▶ [DATA SUPPLIED]:
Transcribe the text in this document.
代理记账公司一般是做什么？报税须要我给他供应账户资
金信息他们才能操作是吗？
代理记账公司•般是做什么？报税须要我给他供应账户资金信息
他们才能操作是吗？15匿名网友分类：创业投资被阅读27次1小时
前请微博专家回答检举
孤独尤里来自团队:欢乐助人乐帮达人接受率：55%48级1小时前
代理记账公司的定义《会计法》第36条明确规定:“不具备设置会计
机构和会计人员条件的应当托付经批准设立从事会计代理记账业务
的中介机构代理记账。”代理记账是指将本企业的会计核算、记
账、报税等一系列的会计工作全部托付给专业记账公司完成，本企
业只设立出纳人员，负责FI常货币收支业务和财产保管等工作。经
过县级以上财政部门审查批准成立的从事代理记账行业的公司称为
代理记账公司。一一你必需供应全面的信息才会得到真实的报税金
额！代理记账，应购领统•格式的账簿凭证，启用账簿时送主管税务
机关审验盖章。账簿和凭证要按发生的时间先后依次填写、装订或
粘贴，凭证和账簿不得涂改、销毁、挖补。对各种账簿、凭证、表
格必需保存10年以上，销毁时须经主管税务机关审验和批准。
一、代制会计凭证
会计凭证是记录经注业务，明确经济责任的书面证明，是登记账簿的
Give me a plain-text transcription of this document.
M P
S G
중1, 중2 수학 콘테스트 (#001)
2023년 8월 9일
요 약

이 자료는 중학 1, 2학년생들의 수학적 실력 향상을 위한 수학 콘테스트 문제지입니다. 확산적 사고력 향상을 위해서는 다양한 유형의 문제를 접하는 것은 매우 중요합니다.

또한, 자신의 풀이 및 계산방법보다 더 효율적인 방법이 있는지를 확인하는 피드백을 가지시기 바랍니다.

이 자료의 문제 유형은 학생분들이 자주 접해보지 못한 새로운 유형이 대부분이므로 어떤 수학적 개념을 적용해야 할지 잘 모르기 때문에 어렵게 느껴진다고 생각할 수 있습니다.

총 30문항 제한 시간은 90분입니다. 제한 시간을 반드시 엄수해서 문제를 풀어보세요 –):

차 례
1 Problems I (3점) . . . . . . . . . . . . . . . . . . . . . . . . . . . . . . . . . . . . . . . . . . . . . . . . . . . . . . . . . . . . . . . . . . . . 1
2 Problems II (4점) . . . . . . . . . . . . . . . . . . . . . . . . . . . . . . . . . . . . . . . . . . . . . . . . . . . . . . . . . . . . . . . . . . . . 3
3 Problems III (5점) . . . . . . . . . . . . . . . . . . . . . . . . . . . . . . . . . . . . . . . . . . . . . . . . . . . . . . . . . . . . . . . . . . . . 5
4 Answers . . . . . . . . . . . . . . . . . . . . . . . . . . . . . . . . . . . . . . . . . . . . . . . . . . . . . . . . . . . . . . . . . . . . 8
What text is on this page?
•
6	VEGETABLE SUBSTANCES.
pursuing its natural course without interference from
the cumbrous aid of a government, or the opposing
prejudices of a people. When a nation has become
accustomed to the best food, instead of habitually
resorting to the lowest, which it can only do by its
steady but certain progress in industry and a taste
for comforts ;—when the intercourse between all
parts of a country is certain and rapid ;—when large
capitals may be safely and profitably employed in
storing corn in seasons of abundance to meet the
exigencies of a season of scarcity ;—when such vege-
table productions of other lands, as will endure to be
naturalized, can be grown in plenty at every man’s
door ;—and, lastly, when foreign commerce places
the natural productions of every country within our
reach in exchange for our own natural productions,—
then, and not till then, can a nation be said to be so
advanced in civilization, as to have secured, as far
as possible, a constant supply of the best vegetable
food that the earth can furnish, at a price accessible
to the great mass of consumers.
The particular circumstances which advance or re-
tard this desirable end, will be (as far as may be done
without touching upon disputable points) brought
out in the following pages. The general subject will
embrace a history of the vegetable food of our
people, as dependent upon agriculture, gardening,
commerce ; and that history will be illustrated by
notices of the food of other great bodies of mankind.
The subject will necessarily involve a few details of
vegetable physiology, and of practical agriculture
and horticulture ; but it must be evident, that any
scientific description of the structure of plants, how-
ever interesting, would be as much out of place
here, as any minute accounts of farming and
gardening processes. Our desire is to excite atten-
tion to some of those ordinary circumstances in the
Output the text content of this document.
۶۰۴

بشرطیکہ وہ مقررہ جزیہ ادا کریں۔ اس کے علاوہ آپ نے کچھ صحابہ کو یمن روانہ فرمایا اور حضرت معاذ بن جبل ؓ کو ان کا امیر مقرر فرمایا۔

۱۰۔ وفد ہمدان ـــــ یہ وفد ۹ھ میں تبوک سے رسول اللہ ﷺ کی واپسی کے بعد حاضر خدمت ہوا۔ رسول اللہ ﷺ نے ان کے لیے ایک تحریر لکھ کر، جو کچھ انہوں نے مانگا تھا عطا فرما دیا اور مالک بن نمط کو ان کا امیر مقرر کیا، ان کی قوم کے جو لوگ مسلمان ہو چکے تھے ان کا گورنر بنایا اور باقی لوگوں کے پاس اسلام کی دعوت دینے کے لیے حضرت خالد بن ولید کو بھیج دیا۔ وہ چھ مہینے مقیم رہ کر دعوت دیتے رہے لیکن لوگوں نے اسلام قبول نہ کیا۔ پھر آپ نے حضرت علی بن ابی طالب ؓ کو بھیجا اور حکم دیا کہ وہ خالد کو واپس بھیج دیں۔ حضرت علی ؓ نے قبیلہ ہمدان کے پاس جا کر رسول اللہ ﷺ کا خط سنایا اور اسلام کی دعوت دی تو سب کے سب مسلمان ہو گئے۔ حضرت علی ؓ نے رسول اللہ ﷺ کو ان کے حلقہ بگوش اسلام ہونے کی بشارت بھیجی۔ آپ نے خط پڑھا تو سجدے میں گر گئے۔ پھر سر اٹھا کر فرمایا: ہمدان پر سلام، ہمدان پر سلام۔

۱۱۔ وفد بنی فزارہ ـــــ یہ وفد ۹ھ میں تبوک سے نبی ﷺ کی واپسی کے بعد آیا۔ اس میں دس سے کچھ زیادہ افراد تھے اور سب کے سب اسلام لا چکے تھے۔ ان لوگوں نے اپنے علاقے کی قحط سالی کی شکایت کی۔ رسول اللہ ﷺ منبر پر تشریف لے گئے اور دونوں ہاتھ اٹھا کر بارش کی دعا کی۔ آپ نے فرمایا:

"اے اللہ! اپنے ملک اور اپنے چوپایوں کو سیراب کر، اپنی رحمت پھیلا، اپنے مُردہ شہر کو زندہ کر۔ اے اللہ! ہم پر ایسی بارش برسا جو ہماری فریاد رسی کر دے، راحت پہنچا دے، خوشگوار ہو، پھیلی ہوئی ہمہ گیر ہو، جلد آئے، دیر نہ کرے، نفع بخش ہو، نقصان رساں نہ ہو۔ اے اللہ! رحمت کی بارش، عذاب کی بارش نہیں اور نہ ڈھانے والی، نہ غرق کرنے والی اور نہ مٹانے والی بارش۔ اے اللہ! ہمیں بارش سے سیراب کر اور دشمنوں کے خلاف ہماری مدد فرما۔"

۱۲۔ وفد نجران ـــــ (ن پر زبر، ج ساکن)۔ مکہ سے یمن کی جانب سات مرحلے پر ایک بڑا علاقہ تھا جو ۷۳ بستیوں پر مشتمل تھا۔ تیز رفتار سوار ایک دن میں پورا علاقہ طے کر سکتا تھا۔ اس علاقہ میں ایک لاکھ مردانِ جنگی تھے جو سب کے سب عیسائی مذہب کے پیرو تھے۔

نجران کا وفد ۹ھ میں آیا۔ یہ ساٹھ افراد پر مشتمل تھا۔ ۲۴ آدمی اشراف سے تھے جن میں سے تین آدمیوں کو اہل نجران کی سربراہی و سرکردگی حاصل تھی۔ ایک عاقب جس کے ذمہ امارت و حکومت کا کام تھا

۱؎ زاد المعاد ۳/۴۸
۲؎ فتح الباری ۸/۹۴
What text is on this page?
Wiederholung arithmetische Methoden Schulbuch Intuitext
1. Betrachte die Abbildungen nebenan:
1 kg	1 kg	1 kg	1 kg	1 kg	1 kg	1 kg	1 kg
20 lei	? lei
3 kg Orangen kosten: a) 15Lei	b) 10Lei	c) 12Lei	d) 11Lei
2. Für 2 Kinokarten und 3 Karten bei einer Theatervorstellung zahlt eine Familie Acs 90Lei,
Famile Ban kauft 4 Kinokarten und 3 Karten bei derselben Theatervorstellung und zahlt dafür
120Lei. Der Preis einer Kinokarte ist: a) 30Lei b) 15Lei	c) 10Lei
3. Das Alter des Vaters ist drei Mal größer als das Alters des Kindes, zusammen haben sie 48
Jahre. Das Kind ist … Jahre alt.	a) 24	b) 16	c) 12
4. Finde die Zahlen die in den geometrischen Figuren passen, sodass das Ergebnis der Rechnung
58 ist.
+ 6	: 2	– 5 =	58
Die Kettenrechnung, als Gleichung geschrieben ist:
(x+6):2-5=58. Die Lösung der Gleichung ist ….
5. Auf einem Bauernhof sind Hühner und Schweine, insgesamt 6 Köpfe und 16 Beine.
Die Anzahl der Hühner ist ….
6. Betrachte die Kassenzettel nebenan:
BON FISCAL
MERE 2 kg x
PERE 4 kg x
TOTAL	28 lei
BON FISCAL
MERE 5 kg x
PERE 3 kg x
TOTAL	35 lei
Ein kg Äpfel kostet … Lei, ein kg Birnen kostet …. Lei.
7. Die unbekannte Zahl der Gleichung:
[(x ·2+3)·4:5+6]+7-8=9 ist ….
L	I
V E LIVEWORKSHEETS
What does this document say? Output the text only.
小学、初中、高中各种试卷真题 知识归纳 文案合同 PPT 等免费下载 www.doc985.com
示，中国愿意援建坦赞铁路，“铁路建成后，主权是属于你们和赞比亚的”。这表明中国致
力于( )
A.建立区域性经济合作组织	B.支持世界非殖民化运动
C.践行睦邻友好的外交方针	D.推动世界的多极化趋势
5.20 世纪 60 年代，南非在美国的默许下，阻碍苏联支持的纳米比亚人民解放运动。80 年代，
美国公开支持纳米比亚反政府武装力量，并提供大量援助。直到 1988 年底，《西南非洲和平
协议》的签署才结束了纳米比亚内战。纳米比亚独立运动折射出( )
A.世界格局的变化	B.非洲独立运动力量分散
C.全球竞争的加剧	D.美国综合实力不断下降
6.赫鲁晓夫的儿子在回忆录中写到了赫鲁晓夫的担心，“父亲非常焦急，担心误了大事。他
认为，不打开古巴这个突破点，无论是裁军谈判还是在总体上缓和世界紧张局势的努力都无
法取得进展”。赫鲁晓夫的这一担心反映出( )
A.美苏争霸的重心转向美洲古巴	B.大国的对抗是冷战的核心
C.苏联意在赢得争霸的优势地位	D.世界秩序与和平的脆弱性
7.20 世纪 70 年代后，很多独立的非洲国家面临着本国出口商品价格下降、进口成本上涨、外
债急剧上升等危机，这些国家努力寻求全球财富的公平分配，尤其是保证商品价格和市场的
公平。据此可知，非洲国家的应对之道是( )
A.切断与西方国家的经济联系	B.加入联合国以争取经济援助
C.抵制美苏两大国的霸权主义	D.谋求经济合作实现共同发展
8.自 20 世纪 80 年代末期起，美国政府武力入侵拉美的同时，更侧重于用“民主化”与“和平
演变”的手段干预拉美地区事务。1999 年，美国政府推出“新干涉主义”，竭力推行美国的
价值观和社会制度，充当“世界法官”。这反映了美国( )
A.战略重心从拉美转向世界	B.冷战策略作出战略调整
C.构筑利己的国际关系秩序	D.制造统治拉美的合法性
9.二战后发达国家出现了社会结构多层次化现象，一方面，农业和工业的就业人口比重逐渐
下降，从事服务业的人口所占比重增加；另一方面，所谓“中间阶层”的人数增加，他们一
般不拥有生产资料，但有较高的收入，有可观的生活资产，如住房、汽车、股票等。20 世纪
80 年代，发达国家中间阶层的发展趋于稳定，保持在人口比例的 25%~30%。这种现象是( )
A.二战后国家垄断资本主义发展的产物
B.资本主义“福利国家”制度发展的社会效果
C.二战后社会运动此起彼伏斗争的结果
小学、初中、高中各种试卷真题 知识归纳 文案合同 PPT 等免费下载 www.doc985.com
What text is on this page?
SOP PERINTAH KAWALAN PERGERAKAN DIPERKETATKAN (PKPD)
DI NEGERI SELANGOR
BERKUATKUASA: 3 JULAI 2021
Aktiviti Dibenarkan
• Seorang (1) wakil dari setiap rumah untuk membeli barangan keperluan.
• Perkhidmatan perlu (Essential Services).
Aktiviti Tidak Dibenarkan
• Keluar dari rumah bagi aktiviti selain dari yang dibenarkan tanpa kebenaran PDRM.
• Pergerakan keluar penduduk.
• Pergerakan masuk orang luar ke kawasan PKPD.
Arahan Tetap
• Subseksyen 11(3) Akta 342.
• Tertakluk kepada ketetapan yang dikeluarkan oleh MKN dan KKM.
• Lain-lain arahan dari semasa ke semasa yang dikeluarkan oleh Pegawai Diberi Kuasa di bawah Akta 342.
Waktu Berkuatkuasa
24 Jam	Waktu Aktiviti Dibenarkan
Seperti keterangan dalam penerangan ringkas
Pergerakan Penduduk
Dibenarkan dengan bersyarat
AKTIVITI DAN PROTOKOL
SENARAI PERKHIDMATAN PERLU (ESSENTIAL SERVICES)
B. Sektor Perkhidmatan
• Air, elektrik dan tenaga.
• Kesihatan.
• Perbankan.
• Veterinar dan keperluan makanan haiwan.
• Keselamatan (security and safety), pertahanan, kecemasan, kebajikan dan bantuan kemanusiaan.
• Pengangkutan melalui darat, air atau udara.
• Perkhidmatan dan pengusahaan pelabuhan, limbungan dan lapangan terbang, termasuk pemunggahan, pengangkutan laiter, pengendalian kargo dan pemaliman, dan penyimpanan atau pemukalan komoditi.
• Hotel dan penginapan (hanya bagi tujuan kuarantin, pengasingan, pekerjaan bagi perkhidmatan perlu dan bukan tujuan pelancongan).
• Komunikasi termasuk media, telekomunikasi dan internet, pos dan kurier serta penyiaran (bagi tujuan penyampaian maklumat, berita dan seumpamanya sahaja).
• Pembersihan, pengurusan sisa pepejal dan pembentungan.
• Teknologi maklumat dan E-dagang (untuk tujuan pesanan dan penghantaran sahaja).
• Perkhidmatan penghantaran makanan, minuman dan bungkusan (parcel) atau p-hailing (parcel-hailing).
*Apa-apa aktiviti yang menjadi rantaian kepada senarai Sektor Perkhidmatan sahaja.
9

▶ [DIRECTIONS]:
In the listing above, locate each line with "콘테스트" and copy it.

▶ [SOLUTION TO THIS EXERCISE]:
중1, 중2 수학 콘테스트 (#001)
이 자료는 중학 1, 2학년생들의 수학적 실력 향상을 위한 수학 콘테스트 문제지입니다. 확산적 사고력 향상을 위해서는 다양한 유형의 문제를 접하는 것은 매우 중요합니다.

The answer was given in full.